● Your task
Skip the pictures and quote all of the lines exactly.

● Data entries
______________________________

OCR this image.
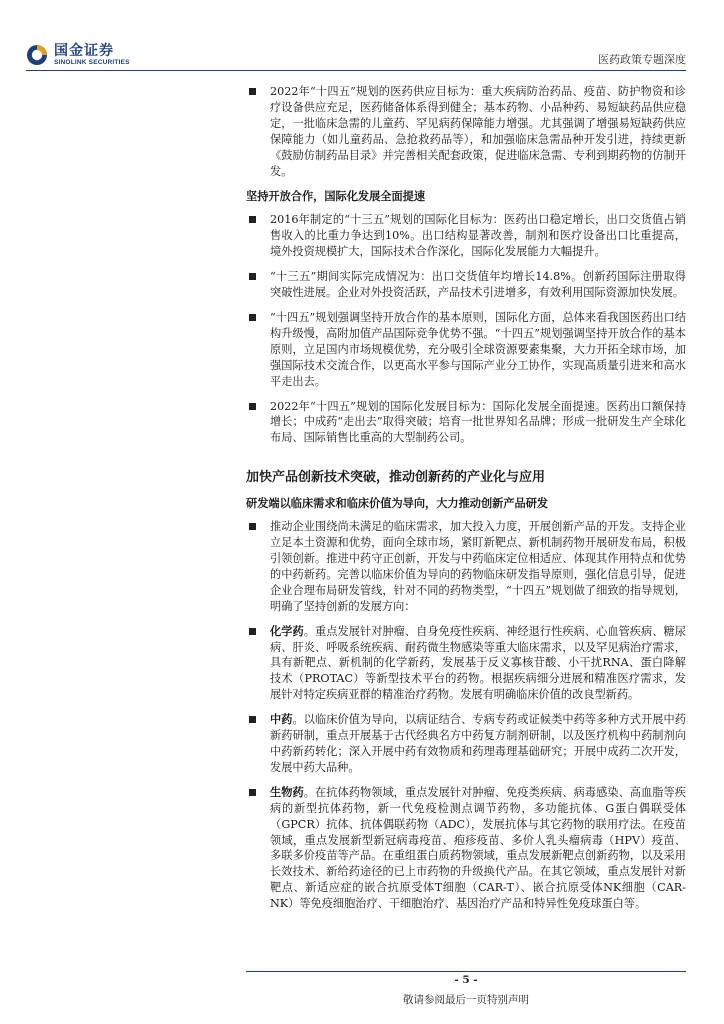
国金证券
SINOLINK SECURITIES	医药政策专题深度
2022年“十四五”规划的医药供应目标为：重大疾病防治药品、疫苗、防护物资和诊疗设备供应充足，医药储备体系得到健全；基本药物、小品种药、易短缺药品供应稳定，一批临床急需的儿童药、罕见病药保障能力增强。尤其强调了增强易短缺药供应保障能力（如儿童药品、急抢救药品等），和加强临床急需品种开发引进，持续更新《鼓励仿制药品目录》并完善相关配套政策，促进临床急需、专利到期药物的仿制开发。
坚持开放合作，国际化发展全面提速
2016年制定的“十三五”规划的国际化目标为：医药出口稳定增长，出口交货值占销售收入的比重力争达到10%。出口结构显著改善，制剂和医疗设备出口比重提高，境外投资规模扩大，国际技术合作深化，国际化发展能力大幅提升。
“十三五”期间实际完成情况为：出口交货值年均增长14.8%。创新药国际注册取得突破性进展。企业对外投资活跃，产品技术引进增多，有效利用国际资源加快发展。
“十四五”规划强调坚持开放合作的基本原则，国际化方面，总体来看我国医药出口结构升级慢，高附加值产品国际竞争优势不强。“十四五”规划强调坚持开放合作的基本原则，立足国内市场规模优势，充分吸引全球资源要素集聚，大力开拓全球市场，加强国际技术交流合作，以更高水平参与国际产业分工协作，实现高质量引进来和高水平走出去。
2022年“十四五”规划的国际化发展目标为：国际化发展全面提速。医药出口额保持增长；中成药“走出去”取得突破；培育一批世界知名品牌；形成一批研发生产全球化布局、国际销售比重高的大型制药公司。
加快产品创新技术突破，推动创新药的产业化与应用
研发端以临床需求和临床价值为导向，大力推动创新产品研发
推动企业围绕尚未满足的临床需求，加大投入力度，开展创新产品的开发。支持企业立足本土资源和优势，面向全球市场，紧盯新靶点、新机制药物开展研发布局，积极引领创新。推进中药守正创新，开发与中药临床定位相适应、体现其作用特点和优势的中药新药。完善以临床价值为导向的药物临床研发指导原则，强化信息引导，促进企业合理布局研发管线，针对不同的药物类型，“十四五”规划做了细致的指导规划，明确了坚持创新的发展方向：
化学药。重点发展针对肿瘤、自身免疫性疾病、神经退行性疾病、心血管疾病、糖尿病、肝炎、呼吸系统疾病、耐药微生物感染等重大临床需求，以及罕见病治疗需求，具有新靶点、新机制的化学新药，发展基于反义寡核苷酸、小干扰RNA、蛋白降解技术（PROTAC）等新型技术平台的药物。根据疾病细分进展和精准医疗需求，发展针对特定疾病亚群的精准治疗药物。发展有明确临床价值的改良型新药。
中药。以临床价值为导向，以病证结合、专病专药或证候类中药等多种方式开展中药新药研制，重点开展基于古代经典名方中药复方制剂研制，以及医疗机构中药制剂向中药新药转化；深入开展中药有效物质和药理毒理基础研究；开展中成药二次开发，发展中药大品种。
生物药。在抗体药物领域，重点发展针对肿瘤、免疫类疾病、病毒感染、高血脂等疾病的新型抗体药物，新一代免疫检测点调节药物，多功能抗体、G蛋白偶联受体（GPCR）抗体、抗体偶联药物（ADC），发展抗体与其它药物的联用疗法。在疫苗领域，重点发展新型新冠病毒疫苗、疱疹疫苗、多价人乳头瘤病毒（HPV）疫苗、多联多价疫苗等产品。在重组蛋白质药物领域，重点发展新靶点创新药物，以及采用长效技术、新给药途径的已上市药物的升级换代产品。在其它领域，重点发展针对新靶点、新适应症的嵌合抗原受体T细胞（CAR-T）、嵌合抗原受体NK细胞（CAR-NK）等免疫细胞治疗、干细胞治疗、基因治疗产品和特异性免疫球蛋白等。
- 5 -
敬请参阅最后一页特别声明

______________________________

● The reply
OCR this image.
国金证券
SINOLINK SECURITIES	医药政策专题深度
2022年“十四五”规划的医药供应目标为：重大疾病防治药品、疫苗、防护物资和诊疗设备供应充足，医药储备体系得到健全；基本药物、小品种药、易短缺药品供应稳定，一批临床急需的儿童药、罕见病药保障能力增强。尤其强调了增强易短缺药供应保障能力（如儿童药品、急抢救药品等），和加强临床急需品种开发引进，持续更新《鼓励仿制药品目录》并完善相关配套政策，促进临床急需、专利到期药物的仿制开发。
坚持开放合作，国际化发展全面提速
2016年制定的“十三五”规划的国际化目标为：医药出口稳定增长，出口交货值占销售收入的比重力争达到10%。出口结构显著改善，制剂和医疗设备出口比重提高，境外投资规模扩大，国际技术合作深化，国际化发展能力大幅提升。
“十三五”期间实际完成情况为：出口交货值年均增长14.8%。创新药国际注册取得突破性进展。企业对外投资活跃，产品技术引进增多，有效利用国际资源加快发展。
“十四五”规划强调坚持开放合作的基本原则，国际化方面，总体来看我国医药出口结构升级慢，高附加值产品国际竞争优势不强。“十四五”规划强调坚持开放合作的基本原则，立足国内市场规模优势，充分吸引全球资源要素集聚，大力开拓全球市场，加强国际技术交流合作，以更高水平参与国际产业分工协作，实现高质量引进来和高水平走出去。
2022年“十四五”规划的国际化发展目标为：国际化发展全面提速。医药出口额保持增长；中成药“走出去”取得突破；培育一批世界知名品牌；形成一批研发生产全球化布局、国际销售比重高的大型制药公司。
加快产品创新技术突破，推动创新药的产业化与应用
研发端以临床需求和临床价值为导向，大力推动创新产品研发
推动企业围绕尚未满足的临床需求，加大投入力度，开展创新产品的开发。支持企业立足本土资源和优势，面向全球市场，紧盯新靶点、新机制药物开展研发布局，积极引领创新。推进中药守正创新，开发与中药临床定位相适应、体现其作用特点和优势的中药新药。完善以临床价值为导向的药物临床研发指导原则，强化信息引导，促进企业合理布局研发管线，针对不同的药物类型，“十四五”规划做了细致的指导规划，明确了坚持创新的发展方向：
化学药。重点发展针对肿瘤、自身免疫性疾病、神经退行性疾病、心血管疾病、糖尿病、肝炎、呼吸系统疾病、耐药微生物感染等重大临床需求，以及罕见病治疗需求，具有新靶点、新机制的化学新药，发展基于反义寡核苷酸、小干扰RNA、蛋白降解技术（PROTAC）等新型技术平台的药物。根据疾病细分进展和精准医疗需求，发展针对特定疾病亚群的精准治疗药物。发展有明确临床价值的改良型新药。
中药。以临床价值为导向，以病证结合、专病专药或证候类中药等多种方式开展中药新药研制，重点开展基于古代经典名方中药复方制剂研制，以及医疗机构中药制剂向中药新药转化；深入开展中药有效物质和药理毒理基础研究；开展中成药二次开发，发展中药大品种。
生物药。在抗体药物领域，重点发展针对肿瘤、免疫类疾病、病毒感染、高血脂等疾病的新型抗体药物，新一代免疫检测点调节药物，多功能抗体、G蛋白偶联受体（GPCR）抗体、抗体偶联药物（ADC），发展抗体与其它药物的联用疗法。在疫苗领域，重点发展新型新冠病毒疫苗、疱疹疫苗、多价人乳头瘤病毒（HPV）疫苗、多联多价疫苗等产品。在重组蛋白质药物领域，重点发展新靶点创新药物，以及采用长效技术、新给药途径的已上市药物的升级换代产品。在其它领域，重点发展针对新靶点、新适应症的嵌合抗原受体T细胞（CAR-T）、嵌合抗原受体NK细胞（CAR-NK）等免疫细胞治疗、干细胞治疗、基因治疗产品和特异性免疫球蛋白等。
- 5 -
敬请参阅最后一页特别声明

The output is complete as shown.